- [WHAT YOU SHOULD DO] Isolate every line in the data with the string "Complete" and copy it.

- [Collected data]
= = = =

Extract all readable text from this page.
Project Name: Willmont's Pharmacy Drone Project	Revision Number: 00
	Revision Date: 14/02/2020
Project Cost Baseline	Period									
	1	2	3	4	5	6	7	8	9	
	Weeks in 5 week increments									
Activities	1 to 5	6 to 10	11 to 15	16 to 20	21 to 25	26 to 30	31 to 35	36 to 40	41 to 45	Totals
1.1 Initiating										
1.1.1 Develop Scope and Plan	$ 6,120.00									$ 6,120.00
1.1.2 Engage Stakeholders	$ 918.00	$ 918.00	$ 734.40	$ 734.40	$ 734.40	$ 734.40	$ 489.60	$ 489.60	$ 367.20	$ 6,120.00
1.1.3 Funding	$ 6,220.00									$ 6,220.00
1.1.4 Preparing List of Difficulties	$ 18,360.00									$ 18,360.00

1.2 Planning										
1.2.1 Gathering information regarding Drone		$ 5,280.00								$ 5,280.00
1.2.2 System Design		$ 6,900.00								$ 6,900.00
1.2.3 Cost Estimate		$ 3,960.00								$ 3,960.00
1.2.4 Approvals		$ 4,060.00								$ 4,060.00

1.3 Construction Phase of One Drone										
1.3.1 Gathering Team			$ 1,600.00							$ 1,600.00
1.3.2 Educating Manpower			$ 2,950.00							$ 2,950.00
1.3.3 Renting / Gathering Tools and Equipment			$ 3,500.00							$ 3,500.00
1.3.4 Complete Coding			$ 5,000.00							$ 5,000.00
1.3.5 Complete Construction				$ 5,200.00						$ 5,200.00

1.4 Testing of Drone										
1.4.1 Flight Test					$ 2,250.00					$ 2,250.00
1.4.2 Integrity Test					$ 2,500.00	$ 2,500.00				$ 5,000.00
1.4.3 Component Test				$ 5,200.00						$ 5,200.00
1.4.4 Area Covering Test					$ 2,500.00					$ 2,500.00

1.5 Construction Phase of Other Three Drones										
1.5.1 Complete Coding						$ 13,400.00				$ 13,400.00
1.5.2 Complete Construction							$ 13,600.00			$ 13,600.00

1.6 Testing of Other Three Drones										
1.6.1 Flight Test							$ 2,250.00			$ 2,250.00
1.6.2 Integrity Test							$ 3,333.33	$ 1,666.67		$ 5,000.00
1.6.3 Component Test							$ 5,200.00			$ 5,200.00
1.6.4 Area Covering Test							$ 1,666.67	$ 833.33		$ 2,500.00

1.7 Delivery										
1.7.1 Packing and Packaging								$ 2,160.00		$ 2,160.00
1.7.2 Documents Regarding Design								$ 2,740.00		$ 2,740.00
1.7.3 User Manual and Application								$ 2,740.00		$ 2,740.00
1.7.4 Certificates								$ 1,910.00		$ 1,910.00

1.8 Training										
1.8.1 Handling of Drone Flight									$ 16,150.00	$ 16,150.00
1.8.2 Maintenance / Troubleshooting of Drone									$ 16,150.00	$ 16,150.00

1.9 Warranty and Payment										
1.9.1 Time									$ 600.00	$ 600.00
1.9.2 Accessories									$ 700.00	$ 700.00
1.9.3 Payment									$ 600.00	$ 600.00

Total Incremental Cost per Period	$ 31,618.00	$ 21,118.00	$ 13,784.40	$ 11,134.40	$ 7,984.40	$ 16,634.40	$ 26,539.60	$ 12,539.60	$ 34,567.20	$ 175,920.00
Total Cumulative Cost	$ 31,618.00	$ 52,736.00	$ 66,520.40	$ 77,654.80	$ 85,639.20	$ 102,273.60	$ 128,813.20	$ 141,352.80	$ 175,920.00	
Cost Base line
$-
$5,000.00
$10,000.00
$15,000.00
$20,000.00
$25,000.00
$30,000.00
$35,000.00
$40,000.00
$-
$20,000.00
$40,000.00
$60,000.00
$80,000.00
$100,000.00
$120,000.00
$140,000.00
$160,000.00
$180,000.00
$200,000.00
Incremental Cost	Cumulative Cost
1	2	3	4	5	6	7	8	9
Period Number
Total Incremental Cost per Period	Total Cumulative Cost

= = = =

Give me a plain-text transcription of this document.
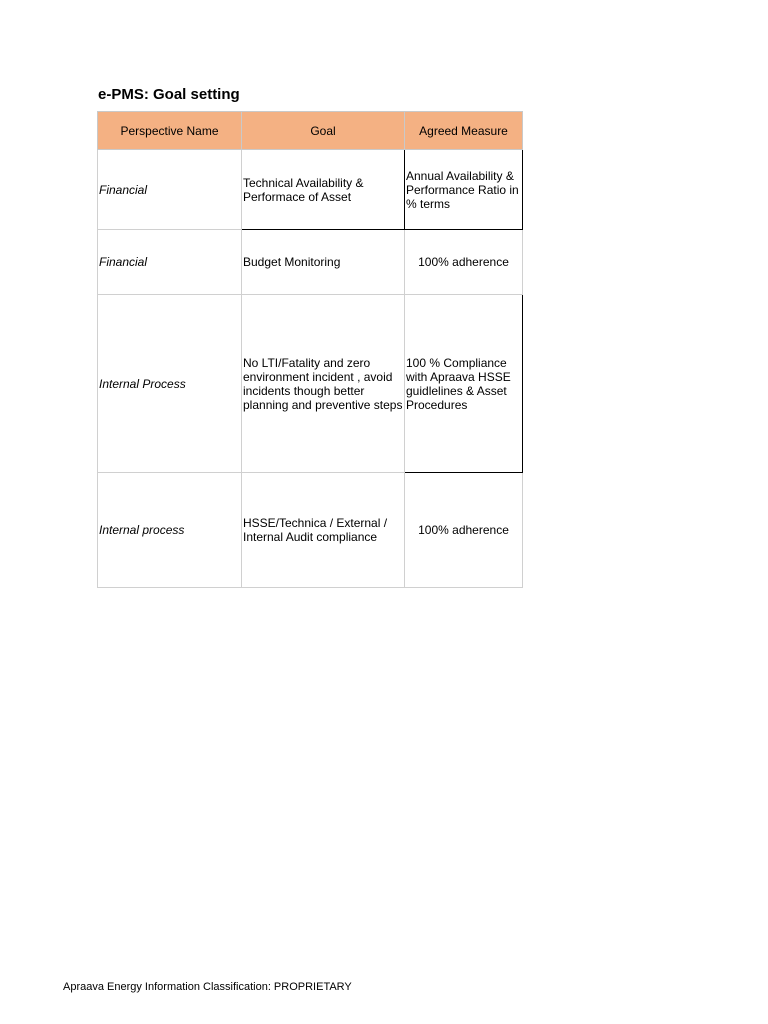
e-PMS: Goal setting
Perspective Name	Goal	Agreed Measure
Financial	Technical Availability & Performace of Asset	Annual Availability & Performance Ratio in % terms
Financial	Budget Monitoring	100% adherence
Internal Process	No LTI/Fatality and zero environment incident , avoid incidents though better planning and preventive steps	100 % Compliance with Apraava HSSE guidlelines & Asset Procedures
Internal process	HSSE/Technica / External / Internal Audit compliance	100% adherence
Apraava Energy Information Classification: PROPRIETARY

= = = =

- [RESULT OF THIS EXERCISE]
1.3.4 Complete Coding			$ 5,000.00							$ 5,000.00
1.3.5 Complete Construction				$ 5,200.00						$ 5,200.00
1.5.1 Complete Coding						$ 13,400.00				$ 13,400.00
1.5.2 Complete Construction							$ 13,600.00			$ 13,600.00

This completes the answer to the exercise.